WORK TO COMPLETE
Return exactly the lines from the one containing "Parse this chart and return its data as JSON." through the last line of the records below, both included, and leave out any pictures.

RECORD EXCERPTS
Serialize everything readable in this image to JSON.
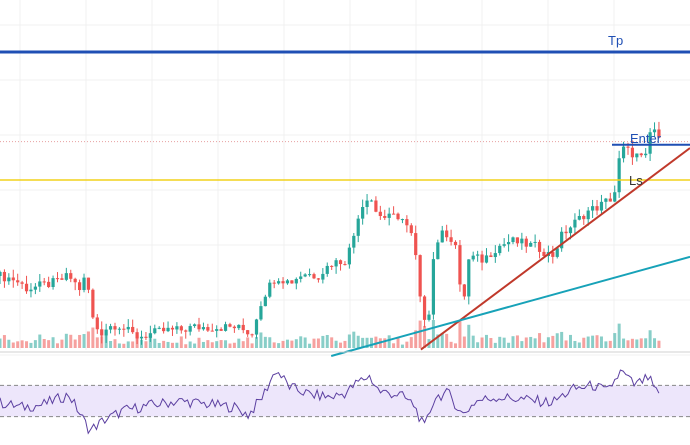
{
  "chart_data": {
    "type": "candlestick",
    "title": "",
    "price_range": [
      0,
      100
    ],
    "rsi_range": [
      0,
      100
    ],
    "rsi_guides": [
      70,
      30
    ],
    "horizontal_levels": [
      {
        "name": "tp-line",
        "label": "Tp",
        "price": 90,
        "color": "#1f4fb4"
      },
      {
        "name": "enter-line",
        "label": "Enter",
        "price": 61,
        "color": "#1f4fb4"
      },
      {
        "name": "ls-line",
        "label": "Ls",
        "price": 50,
        "color": "#f2d21b"
      },
      {
        "name": "dotted-line",
        "label": "",
        "price": 62,
        "color": "#e8a0a0"
      }
    ],
    "trendlines": [
      {
        "name": "red-trendline",
        "color": "#c0392b",
        "from": [
          0.61,
          -3
        ],
        "to": [
          1.0,
          60
        ]
      },
      {
        "name": "teal-trendline",
        "color": "#17a2b8",
        "from": [
          0.48,
          -5
        ],
        "to": [
          1.0,
          26
        ]
      }
    ],
    "colors": {
      "up": "#26a69a",
      "down": "#ef5350",
      "rsi_line": "#5b3fa0",
      "rsi_band": "#ede6fb"
    },
    "close_path": [
      [
        0.0,
        20
      ],
      [
        0.02,
        19
      ],
      [
        0.04,
        16
      ],
      [
        0.06,
        17
      ],
      [
        0.08,
        18
      ],
      [
        0.1,
        20
      ],
      [
        0.115,
        16
      ],
      [
        0.125,
        20
      ],
      [
        0.135,
        6
      ],
      [
        0.145,
        2
      ],
      [
        0.155,
        4
      ],
      [
        0.17,
        5
      ],
      [
        0.19,
        2
      ],
      [
        0.2,
        1
      ],
      [
        0.22,
        2
      ],
      [
        0.24,
        3
      ],
      [
        0.26,
        3
      ],
      [
        0.28,
        4
      ],
      [
        0.3,
        4
      ],
      [
        0.32,
        4
      ],
      [
        0.34,
        4
      ],
      [
        0.355,
        3
      ],
      [
        0.365,
        2
      ],
      [
        0.375,
        10
      ],
      [
        0.385,
        15
      ],
      [
        0.4,
        20
      ],
      [
        0.42,
        18
      ],
      [
        0.44,
        21
      ],
      [
        0.46,
        20
      ],
      [
        0.48,
        24
      ],
      [
        0.5,
        25
      ],
      [
        0.51,
        30
      ],
      [
        0.52,
        40
      ],
      [
        0.535,
        46
      ],
      [
        0.545,
        40
      ],
      [
        0.56,
        38
      ],
      [
        0.58,
        39
      ],
      [
        0.6,
        31
      ],
      [
        0.61,
        10
      ],
      [
        0.62,
        5
      ],
      [
        0.63,
        30
      ],
      [
        0.645,
        34
      ],
      [
        0.66,
        30
      ],
      [
        0.67,
        9
      ],
      [
        0.68,
        26
      ],
      [
        0.7,
        25
      ],
      [
        0.72,
        29
      ],
      [
        0.74,
        31
      ],
      [
        0.76,
        30
      ],
      [
        0.78,
        29
      ],
      [
        0.8,
        26
      ],
      [
        0.815,
        33
      ],
      [
        0.83,
        36
      ],
      [
        0.85,
        40
      ],
      [
        0.87,
        42
      ],
      [
        0.89,
        45
      ],
      [
        0.9,
        60
      ],
      [
        0.92,
        58
      ],
      [
        0.935,
        56
      ],
      [
        0.945,
        68
      ],
      [
        0.955,
        62
      ]
    ],
    "rsi_path": [
      [
        0.0,
        48
      ],
      [
        0.03,
        42
      ],
      [
        0.06,
        45
      ],
      [
        0.1,
        58
      ],
      [
        0.13,
        12
      ],
      [
        0.15,
        25
      ],
      [
        0.18,
        38
      ],
      [
        0.22,
        45
      ],
      [
        0.26,
        50
      ],
      [
        0.3,
        46
      ],
      [
        0.34,
        42
      ],
      [
        0.36,
        32
      ],
      [
        0.38,
        55
      ],
      [
        0.4,
        90
      ],
      [
        0.42,
        68
      ],
      [
        0.45,
        58
      ],
      [
        0.48,
        55
      ],
      [
        0.5,
        60
      ],
      [
        0.52,
        75
      ],
      [
        0.535,
        82
      ],
      [
        0.55,
        62
      ],
      [
        0.58,
        58
      ],
      [
        0.6,
        45
      ],
      [
        0.615,
        15
      ],
      [
        0.63,
        55
      ],
      [
        0.65,
        60
      ],
      [
        0.67,
        32
      ],
      [
        0.69,
        50
      ],
      [
        0.72,
        55
      ],
      [
        0.76,
        52
      ],
      [
        0.8,
        48
      ],
      [
        0.83,
        65
      ],
      [
        0.86,
        70
      ],
      [
        0.88,
        62
      ],
      [
        0.9,
        88
      ],
      [
        0.92,
        70
      ],
      [
        0.94,
        80
      ],
      [
        0.955,
        55
      ]
    ]
  }
}
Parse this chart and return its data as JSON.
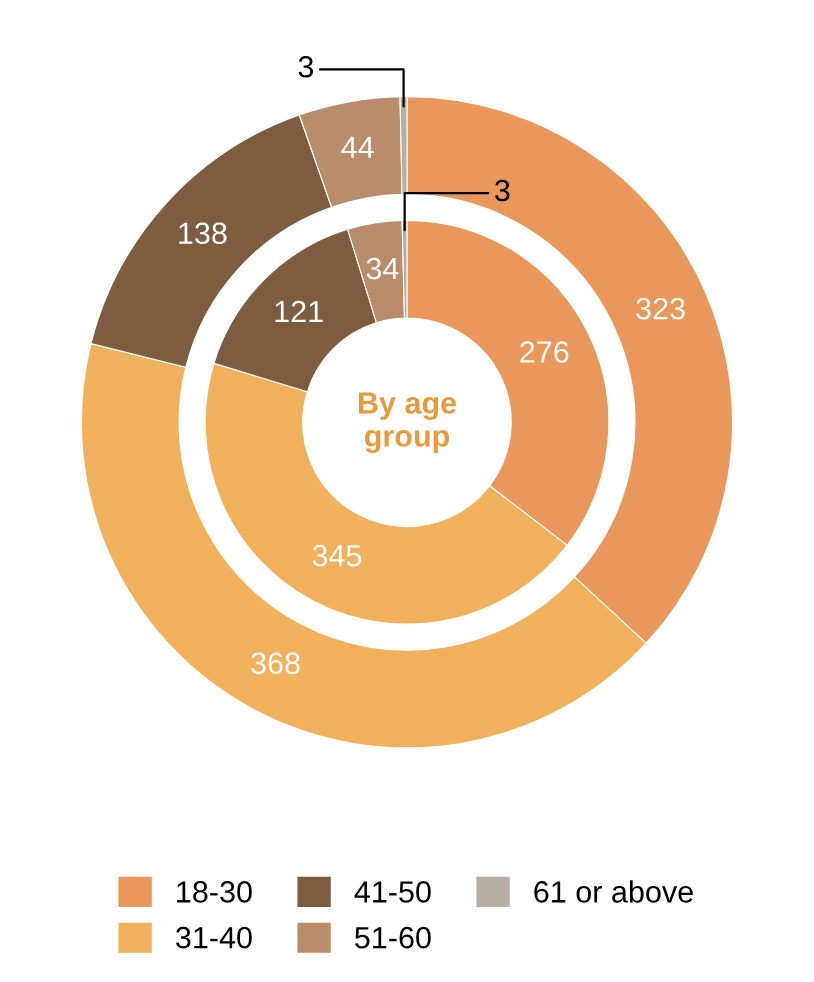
{
  "chart_data": {
    "type": "donut",
    "title": "By age group",
    "categories": [
      "18-30",
      "31-40",
      "41-50",
      "51-60",
      "61 or above"
    ],
    "colors": [
      "#e9975a",
      "#f0b05c",
      "#7d5c40",
      "#b98d6b",
      "#b7aea3"
    ],
    "series": [
      {
        "values": [
          276,
          345,
          121,
          34,
          3
        ]
      },
      {
        "values": [
          323,
          368,
          138,
          44,
          3
        ]
      }
    ],
    "data_labels": true,
    "legend": "bottom"
  }
}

REPLY TO THE TASK
Parse this chart and return its data as JSON.
{
  "chart_data": {
    "type": "donut",
    "title": "By age group",
    "categories": [
      "18-30",
      "31-40",
      "41-50",
      "51-60",
      "61 or above"
    ],
    "colors": [
      "#e9975a",
      "#f0b05c",
      "#7d5c40",
      "#b98d6b",
      "#b7aea3"
    ],
    "series": [
      {
        "values": [
          276,
          345,
          121,
          34,
          3
        ]
      },
      {
        "values": [
          323,
          368,
          138,
          44,
          3
        ]
      }
    ],
    "data_labels": true,
    "legend": "bottom"
  }
}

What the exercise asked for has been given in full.